**** Data

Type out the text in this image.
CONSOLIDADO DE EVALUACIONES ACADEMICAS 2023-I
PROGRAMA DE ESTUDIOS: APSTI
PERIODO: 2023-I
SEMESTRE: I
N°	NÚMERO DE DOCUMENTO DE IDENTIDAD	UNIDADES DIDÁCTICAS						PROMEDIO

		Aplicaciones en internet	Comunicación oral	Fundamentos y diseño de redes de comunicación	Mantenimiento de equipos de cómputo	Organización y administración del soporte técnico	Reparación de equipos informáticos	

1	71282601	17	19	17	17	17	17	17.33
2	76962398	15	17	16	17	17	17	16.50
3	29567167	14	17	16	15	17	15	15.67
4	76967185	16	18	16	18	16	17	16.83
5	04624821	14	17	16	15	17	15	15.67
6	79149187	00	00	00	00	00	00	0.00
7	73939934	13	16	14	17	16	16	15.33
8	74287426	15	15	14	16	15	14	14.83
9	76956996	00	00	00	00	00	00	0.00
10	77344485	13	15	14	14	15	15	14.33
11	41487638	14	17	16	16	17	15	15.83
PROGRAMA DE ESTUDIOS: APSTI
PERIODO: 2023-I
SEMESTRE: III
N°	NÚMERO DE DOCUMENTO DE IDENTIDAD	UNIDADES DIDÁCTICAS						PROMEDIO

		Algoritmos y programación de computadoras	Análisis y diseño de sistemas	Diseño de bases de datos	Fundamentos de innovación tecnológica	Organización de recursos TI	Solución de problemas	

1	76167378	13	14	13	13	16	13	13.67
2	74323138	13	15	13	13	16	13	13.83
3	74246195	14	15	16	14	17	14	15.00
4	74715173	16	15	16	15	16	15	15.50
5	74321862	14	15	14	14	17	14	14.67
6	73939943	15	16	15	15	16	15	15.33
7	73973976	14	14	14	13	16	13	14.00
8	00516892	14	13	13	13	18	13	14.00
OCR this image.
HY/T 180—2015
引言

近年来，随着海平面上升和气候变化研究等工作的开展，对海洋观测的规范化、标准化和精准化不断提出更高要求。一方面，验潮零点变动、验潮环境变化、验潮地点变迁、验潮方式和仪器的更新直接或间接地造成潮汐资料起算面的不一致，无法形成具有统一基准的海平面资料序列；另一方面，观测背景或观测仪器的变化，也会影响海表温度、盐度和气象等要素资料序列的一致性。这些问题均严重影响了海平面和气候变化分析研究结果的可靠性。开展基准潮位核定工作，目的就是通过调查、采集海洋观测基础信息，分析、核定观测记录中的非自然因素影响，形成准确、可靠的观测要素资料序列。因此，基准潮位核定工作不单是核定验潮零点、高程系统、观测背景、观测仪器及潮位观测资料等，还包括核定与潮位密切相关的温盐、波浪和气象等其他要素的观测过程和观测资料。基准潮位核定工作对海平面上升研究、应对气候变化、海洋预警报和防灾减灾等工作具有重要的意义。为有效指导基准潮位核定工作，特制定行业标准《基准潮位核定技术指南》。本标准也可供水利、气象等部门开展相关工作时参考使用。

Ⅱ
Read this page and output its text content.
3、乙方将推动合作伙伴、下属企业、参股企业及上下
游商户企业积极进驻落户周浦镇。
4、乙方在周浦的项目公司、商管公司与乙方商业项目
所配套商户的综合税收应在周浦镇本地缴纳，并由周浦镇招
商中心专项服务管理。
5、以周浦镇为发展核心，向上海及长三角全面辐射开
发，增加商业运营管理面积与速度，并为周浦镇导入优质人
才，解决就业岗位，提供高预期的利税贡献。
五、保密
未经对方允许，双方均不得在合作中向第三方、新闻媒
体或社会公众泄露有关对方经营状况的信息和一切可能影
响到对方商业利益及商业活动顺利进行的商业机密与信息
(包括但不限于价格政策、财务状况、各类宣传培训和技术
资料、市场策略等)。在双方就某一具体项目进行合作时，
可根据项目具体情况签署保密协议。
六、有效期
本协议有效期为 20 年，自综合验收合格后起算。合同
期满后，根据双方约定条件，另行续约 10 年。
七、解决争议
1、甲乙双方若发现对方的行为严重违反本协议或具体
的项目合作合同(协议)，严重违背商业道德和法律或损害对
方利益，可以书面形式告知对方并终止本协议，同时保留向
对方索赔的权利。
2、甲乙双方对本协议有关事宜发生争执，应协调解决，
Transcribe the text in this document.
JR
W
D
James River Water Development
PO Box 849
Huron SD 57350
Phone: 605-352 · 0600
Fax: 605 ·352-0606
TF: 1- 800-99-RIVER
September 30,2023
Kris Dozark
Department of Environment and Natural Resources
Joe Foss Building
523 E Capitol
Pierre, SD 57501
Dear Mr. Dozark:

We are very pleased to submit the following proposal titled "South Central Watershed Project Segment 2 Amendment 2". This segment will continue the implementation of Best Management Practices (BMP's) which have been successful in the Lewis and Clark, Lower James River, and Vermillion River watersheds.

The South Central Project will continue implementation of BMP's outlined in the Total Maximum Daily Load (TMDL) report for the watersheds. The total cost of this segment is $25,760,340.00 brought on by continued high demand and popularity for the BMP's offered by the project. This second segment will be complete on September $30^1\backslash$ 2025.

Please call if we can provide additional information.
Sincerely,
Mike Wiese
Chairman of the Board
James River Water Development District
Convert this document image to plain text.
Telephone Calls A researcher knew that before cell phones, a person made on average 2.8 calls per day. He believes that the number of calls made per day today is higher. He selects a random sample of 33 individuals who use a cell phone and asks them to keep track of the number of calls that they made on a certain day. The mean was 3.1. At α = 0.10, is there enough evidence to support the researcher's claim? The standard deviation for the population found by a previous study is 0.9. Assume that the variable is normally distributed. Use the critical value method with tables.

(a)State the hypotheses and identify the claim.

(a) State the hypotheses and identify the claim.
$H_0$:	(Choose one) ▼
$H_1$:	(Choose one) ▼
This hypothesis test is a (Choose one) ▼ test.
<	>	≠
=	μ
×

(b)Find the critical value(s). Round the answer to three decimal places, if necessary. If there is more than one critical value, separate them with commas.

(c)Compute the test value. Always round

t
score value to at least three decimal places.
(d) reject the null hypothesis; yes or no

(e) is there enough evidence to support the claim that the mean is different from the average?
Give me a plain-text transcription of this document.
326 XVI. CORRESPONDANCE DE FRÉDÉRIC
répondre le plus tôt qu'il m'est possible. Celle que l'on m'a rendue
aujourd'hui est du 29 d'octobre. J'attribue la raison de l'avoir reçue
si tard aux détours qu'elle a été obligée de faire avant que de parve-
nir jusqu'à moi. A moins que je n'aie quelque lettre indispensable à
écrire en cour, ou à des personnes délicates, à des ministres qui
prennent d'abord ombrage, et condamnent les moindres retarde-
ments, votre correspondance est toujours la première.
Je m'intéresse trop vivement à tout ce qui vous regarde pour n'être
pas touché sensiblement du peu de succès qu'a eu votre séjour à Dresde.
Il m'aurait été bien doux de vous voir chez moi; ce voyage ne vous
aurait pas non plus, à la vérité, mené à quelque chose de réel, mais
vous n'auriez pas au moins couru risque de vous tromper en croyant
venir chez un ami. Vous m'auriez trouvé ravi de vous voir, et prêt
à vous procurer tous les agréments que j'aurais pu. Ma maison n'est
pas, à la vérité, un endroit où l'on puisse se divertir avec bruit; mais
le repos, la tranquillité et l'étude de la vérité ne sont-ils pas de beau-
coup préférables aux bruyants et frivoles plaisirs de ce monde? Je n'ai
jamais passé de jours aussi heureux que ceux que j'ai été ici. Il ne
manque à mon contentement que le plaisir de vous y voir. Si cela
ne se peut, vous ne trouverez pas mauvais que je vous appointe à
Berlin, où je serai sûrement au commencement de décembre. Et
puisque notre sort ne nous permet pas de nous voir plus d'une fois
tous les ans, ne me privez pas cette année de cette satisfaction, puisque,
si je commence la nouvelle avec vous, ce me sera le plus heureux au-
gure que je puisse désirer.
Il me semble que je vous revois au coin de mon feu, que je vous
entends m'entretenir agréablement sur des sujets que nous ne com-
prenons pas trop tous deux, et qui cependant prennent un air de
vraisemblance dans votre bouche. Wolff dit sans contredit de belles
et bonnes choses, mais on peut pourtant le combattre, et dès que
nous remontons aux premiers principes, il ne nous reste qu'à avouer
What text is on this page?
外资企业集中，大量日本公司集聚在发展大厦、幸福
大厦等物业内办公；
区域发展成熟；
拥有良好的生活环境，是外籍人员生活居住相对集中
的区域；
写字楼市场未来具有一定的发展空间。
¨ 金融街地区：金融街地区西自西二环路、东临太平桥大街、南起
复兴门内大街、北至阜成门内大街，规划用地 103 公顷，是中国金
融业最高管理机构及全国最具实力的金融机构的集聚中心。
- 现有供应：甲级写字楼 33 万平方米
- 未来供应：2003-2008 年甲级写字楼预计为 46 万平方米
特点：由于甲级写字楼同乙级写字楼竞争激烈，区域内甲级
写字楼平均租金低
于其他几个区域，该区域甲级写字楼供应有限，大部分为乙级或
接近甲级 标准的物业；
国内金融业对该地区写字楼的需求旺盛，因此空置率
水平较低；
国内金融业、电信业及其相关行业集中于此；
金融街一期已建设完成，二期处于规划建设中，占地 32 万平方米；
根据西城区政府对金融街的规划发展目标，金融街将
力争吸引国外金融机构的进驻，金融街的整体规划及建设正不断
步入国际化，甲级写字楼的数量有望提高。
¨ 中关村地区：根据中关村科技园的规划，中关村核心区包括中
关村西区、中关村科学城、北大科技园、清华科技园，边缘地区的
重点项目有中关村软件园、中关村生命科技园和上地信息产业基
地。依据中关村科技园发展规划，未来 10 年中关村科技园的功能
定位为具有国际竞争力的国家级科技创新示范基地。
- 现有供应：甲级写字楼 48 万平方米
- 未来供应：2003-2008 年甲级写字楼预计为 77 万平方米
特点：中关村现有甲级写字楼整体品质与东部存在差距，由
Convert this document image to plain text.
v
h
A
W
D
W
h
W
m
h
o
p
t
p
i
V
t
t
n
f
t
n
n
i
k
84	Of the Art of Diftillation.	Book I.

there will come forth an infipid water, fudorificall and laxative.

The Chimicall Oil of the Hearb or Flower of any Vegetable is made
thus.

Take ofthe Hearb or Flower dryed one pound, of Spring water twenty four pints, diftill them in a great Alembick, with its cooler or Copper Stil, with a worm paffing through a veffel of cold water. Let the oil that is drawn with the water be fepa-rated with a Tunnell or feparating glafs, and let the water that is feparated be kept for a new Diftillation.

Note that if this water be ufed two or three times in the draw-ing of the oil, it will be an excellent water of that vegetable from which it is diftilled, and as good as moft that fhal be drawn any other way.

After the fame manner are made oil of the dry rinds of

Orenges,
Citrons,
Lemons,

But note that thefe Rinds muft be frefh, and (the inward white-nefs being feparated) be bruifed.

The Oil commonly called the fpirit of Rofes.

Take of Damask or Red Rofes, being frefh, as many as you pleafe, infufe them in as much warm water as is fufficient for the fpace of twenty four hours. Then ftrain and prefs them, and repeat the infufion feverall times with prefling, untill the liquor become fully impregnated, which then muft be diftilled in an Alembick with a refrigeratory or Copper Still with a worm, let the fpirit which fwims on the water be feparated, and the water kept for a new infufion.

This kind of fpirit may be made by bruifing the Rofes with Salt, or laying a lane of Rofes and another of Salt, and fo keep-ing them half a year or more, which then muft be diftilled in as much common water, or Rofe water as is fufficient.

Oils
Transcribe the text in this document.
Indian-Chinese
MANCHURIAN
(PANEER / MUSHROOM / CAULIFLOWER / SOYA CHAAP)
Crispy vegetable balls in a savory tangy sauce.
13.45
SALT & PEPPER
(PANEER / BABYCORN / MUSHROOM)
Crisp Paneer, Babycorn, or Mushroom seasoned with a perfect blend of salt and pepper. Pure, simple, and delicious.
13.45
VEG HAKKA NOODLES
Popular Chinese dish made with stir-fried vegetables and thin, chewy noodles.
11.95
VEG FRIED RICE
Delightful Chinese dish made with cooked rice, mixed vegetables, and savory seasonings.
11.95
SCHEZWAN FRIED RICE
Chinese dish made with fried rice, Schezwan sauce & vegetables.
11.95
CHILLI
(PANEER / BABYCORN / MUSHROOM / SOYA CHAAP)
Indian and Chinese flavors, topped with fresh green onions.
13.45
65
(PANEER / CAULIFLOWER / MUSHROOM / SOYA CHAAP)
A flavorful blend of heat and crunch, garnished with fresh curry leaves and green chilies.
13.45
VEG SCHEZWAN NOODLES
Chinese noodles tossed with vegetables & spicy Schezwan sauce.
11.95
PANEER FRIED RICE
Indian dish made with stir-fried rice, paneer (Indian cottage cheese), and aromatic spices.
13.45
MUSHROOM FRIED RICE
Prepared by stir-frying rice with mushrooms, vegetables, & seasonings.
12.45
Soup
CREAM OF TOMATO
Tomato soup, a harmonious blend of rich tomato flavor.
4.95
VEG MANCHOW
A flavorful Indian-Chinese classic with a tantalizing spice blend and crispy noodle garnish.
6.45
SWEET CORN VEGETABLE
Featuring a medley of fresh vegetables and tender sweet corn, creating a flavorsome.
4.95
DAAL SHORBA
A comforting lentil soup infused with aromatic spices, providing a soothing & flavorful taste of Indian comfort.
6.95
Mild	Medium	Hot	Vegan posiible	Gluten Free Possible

********

:: What to work on ::
Filter out every line that lacks the word "puisque", and copy the rest.

:: The response ::
puisque notre sort ne nous permet pas de nous voir plus d'une fois
tous les ans, ne me privez pas cette année de cette satisfaction, puisque,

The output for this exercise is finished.